In the material below, the lines containing the word "bubble" are required; copy each of them.

Dataset extract →
===

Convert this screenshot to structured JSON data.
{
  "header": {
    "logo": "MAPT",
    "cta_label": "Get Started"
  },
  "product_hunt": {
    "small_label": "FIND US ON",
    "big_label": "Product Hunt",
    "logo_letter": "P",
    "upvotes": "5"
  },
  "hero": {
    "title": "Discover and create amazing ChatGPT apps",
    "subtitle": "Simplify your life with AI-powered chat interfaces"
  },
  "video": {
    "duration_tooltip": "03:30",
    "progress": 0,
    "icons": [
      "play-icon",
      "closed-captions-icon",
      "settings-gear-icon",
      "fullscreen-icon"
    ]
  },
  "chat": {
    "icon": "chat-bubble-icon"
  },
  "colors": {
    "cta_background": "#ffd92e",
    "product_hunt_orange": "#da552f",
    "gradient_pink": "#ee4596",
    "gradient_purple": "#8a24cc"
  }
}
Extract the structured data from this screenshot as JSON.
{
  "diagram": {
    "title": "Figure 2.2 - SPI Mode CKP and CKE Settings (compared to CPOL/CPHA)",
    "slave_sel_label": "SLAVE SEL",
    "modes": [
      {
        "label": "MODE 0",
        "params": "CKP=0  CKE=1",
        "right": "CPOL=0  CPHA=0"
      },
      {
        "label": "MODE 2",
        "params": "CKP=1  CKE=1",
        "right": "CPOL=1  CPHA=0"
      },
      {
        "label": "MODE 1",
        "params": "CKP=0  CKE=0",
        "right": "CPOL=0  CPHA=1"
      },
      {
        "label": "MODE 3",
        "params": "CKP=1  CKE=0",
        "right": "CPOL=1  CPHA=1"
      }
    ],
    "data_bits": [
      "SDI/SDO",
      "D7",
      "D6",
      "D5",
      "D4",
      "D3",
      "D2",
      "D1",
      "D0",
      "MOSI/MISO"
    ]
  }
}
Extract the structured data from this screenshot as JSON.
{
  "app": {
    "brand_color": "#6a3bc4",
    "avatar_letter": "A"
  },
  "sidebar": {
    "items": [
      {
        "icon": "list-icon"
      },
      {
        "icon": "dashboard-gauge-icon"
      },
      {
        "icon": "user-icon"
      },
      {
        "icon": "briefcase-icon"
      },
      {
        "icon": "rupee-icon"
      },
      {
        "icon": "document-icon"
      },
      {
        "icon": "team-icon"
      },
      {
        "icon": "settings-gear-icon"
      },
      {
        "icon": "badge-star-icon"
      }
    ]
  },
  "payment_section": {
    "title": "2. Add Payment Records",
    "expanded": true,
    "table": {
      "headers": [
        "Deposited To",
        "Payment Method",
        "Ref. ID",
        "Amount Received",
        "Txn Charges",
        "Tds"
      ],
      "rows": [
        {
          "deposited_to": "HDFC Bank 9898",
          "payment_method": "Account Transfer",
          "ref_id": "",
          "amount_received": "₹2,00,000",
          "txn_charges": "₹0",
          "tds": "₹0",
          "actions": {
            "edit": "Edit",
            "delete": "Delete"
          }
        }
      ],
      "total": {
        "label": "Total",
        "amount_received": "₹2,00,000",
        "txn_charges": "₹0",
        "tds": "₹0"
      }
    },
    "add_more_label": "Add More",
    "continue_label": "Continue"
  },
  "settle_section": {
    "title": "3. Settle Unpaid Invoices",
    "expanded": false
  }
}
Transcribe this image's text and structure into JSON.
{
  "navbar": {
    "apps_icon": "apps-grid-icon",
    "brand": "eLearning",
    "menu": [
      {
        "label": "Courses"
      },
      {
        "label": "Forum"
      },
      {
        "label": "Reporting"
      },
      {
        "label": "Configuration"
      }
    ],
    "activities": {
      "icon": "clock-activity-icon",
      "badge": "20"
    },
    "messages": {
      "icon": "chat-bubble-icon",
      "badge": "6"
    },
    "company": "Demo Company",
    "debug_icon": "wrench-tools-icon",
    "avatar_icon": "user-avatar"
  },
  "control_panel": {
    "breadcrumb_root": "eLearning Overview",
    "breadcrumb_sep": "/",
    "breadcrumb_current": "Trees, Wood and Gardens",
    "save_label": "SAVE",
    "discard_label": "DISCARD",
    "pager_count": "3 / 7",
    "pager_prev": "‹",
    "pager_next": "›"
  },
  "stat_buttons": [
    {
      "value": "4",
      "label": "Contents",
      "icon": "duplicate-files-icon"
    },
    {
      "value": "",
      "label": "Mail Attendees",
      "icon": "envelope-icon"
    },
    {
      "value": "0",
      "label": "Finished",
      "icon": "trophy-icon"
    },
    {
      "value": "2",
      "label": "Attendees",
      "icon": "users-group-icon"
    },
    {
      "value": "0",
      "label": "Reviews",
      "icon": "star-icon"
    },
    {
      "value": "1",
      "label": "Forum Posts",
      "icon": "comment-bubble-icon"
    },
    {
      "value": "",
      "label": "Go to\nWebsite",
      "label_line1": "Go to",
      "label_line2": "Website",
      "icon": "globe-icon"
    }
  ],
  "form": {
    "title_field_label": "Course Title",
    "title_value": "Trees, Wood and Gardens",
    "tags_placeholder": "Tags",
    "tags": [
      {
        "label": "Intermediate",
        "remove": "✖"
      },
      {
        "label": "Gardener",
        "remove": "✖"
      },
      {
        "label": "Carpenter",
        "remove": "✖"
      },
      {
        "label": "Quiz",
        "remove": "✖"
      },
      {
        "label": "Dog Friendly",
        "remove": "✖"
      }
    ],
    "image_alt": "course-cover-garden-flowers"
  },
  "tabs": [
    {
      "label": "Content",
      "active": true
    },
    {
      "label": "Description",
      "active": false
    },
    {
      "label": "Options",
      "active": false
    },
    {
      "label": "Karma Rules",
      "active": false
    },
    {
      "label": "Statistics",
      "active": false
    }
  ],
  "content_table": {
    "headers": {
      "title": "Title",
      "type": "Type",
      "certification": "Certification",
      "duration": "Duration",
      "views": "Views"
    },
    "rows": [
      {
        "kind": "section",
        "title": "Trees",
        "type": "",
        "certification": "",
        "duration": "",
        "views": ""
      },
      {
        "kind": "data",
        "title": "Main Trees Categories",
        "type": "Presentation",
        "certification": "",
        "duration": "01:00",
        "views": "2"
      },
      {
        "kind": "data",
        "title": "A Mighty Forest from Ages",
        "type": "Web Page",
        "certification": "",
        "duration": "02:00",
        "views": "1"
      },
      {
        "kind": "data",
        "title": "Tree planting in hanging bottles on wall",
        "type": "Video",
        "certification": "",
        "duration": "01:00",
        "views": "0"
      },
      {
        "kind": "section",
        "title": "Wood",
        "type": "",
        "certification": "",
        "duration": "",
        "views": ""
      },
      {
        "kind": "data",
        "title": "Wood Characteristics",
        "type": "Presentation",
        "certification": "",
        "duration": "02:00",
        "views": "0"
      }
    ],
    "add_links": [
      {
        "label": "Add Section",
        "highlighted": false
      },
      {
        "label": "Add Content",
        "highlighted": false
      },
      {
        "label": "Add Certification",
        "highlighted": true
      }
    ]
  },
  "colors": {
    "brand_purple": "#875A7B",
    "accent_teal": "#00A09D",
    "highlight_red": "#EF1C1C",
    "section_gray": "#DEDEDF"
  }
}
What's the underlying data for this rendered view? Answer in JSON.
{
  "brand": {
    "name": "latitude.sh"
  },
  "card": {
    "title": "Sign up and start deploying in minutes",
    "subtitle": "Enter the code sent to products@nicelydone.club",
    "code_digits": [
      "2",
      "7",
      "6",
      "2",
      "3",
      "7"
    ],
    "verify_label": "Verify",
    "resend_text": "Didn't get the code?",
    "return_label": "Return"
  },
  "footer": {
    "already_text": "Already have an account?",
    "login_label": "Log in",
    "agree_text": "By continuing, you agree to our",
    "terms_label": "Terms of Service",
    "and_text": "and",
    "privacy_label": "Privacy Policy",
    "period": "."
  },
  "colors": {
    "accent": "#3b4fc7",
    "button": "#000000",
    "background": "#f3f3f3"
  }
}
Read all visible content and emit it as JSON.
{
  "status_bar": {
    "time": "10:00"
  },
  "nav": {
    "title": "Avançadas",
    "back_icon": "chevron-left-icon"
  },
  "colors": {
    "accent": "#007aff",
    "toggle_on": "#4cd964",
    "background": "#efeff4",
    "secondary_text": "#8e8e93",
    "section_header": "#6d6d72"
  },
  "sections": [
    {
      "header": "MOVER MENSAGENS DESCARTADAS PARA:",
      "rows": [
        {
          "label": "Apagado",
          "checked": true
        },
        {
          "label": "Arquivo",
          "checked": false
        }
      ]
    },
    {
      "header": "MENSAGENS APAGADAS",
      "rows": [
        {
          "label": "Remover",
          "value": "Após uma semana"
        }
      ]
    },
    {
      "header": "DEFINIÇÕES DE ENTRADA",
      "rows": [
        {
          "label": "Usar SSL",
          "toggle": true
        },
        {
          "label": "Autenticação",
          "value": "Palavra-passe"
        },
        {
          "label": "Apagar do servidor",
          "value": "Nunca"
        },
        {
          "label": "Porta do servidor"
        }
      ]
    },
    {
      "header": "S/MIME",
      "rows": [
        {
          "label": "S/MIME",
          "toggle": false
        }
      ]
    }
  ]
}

===

The reply →
    "icon": "chat-bubble-icon"
      "icon": "chat-bubble-icon",
      "icon": "comment-bubble-icon"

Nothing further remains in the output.